§ PROMPT: Identify and copy all lines of the material where the string "Ribadumia" is found.

§ DATASET RECORDS:
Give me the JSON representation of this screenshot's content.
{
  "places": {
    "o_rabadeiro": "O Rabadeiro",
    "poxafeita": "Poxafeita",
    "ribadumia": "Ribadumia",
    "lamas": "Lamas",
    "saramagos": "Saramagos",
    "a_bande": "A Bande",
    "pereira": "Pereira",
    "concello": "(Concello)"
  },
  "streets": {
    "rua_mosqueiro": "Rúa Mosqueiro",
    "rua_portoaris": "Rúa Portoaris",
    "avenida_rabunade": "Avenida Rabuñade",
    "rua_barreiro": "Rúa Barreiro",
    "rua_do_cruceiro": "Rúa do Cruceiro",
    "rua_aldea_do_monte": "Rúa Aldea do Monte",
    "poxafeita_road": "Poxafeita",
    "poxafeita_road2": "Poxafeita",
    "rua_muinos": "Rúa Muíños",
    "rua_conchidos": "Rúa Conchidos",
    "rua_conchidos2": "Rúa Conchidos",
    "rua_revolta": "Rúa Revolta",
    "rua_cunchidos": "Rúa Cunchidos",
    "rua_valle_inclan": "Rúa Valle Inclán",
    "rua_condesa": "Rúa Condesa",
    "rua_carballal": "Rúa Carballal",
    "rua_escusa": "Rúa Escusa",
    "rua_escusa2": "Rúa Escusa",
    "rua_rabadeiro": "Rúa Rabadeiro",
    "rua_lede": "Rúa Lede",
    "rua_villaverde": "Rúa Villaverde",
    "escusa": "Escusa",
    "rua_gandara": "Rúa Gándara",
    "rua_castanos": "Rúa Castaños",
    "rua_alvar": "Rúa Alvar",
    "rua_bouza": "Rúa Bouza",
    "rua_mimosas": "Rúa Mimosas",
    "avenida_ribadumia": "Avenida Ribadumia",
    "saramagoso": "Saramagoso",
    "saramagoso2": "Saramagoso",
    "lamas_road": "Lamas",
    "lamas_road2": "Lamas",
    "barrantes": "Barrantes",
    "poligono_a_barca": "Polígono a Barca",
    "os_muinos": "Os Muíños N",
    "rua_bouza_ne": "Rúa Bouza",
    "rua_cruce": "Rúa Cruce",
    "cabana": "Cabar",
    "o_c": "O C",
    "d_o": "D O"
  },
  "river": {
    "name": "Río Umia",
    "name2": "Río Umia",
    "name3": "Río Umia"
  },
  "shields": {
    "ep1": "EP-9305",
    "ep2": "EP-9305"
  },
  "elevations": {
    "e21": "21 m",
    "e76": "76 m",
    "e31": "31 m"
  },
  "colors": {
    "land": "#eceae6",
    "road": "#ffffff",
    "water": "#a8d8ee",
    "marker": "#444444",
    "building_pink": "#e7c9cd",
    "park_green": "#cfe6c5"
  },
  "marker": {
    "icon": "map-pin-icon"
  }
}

§ TASK ANSWER:
    "ribadumia": "Ribadumia",
    "avenida_ribadumia": "Avenida Ribadumia",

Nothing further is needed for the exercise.